* The problem: Return each line that holds the word "olan".

§ §

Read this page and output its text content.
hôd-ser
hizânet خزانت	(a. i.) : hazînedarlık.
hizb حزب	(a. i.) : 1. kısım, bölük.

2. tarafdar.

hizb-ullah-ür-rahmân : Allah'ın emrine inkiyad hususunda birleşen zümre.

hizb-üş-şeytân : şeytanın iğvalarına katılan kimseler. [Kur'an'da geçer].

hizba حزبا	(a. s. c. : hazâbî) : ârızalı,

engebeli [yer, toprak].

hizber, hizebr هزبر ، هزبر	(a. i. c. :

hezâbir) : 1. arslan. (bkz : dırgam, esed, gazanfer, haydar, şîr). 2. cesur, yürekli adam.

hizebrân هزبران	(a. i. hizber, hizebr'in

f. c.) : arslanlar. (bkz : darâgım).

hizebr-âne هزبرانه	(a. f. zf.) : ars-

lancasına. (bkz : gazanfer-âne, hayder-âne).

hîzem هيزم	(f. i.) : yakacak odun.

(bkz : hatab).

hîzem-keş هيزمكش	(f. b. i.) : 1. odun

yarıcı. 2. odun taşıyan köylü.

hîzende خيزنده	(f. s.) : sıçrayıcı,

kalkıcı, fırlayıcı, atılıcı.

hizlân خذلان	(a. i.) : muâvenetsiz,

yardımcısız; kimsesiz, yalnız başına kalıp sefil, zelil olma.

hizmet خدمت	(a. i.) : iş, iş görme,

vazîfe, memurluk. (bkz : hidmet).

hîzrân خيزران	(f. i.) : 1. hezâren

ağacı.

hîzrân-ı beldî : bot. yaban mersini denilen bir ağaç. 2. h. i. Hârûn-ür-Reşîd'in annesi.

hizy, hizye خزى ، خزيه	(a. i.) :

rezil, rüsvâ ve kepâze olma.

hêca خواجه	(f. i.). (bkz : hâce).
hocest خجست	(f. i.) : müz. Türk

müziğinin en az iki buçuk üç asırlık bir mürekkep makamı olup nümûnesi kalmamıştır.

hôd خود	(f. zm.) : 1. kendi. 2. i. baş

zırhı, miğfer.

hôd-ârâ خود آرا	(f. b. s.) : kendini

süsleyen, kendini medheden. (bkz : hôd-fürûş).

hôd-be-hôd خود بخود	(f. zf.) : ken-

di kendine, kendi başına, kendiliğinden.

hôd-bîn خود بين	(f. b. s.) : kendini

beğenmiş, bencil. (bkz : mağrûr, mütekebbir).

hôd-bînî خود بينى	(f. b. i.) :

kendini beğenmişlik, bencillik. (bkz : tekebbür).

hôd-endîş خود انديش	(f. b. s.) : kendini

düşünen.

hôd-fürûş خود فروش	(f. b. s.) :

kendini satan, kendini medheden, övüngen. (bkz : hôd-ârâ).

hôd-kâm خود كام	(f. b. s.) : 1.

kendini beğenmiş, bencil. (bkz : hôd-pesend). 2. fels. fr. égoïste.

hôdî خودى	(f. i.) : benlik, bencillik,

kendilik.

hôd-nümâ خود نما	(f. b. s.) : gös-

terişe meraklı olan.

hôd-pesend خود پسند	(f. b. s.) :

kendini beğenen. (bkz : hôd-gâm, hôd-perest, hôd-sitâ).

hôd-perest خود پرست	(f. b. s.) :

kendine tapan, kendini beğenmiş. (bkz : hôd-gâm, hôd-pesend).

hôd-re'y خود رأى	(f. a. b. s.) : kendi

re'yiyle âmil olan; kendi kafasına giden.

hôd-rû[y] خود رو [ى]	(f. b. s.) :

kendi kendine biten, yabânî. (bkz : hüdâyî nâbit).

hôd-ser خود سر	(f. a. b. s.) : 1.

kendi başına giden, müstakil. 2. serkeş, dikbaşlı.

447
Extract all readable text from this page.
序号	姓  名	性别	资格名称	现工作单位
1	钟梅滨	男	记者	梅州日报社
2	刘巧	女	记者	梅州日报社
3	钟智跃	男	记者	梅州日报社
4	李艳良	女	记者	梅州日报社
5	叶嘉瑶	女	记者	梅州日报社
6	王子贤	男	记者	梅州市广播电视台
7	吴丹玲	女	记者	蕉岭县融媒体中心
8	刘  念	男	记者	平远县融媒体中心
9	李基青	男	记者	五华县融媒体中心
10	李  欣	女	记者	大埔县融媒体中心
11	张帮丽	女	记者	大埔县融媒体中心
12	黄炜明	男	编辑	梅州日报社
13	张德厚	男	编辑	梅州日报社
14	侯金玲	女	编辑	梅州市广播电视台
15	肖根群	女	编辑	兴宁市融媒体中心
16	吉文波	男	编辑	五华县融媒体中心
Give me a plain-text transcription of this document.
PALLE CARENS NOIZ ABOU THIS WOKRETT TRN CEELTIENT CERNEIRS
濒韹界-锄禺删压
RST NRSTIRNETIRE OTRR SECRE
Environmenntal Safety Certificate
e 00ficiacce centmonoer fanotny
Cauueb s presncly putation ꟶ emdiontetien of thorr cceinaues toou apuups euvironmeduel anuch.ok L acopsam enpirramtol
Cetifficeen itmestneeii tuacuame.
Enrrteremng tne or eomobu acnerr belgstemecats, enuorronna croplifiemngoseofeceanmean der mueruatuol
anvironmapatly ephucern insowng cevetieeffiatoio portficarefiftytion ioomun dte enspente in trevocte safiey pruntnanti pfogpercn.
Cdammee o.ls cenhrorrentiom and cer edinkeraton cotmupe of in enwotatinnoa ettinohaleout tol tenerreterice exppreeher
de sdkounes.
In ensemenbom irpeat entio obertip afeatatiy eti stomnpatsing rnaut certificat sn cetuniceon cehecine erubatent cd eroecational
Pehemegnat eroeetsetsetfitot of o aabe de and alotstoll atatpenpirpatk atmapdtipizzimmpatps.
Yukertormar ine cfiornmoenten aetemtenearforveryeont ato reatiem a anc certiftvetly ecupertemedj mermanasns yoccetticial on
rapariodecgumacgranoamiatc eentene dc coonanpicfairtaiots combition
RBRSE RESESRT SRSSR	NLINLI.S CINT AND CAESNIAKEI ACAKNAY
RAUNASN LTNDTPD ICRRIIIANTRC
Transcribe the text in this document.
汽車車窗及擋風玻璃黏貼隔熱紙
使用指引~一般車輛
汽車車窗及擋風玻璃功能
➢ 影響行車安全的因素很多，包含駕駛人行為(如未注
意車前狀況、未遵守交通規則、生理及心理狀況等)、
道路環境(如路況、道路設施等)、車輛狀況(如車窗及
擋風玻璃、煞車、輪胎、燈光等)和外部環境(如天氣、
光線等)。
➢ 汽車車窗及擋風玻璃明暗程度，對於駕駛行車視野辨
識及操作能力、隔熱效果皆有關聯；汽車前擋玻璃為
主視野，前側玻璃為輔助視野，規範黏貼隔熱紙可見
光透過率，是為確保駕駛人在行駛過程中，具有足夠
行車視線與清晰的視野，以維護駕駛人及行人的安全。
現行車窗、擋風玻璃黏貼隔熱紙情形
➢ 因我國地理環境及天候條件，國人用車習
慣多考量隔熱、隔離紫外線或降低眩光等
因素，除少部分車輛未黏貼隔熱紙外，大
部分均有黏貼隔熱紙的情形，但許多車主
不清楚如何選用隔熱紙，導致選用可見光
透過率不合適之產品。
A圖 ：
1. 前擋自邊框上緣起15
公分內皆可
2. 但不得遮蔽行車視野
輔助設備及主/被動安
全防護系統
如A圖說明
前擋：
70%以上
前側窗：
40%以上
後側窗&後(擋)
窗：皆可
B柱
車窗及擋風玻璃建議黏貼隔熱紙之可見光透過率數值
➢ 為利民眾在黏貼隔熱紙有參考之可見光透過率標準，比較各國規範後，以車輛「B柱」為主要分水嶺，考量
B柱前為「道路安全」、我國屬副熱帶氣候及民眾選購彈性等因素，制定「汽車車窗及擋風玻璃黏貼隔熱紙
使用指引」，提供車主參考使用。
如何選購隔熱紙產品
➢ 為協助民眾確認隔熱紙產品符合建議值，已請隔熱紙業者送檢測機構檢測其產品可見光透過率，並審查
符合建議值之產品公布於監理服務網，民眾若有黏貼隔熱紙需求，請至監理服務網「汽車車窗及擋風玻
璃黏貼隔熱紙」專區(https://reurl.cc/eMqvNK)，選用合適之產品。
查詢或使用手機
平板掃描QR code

§ §

* Response below:
terişe meraklı olan.
re'yiyle âmil olan; kendi kafasına giden.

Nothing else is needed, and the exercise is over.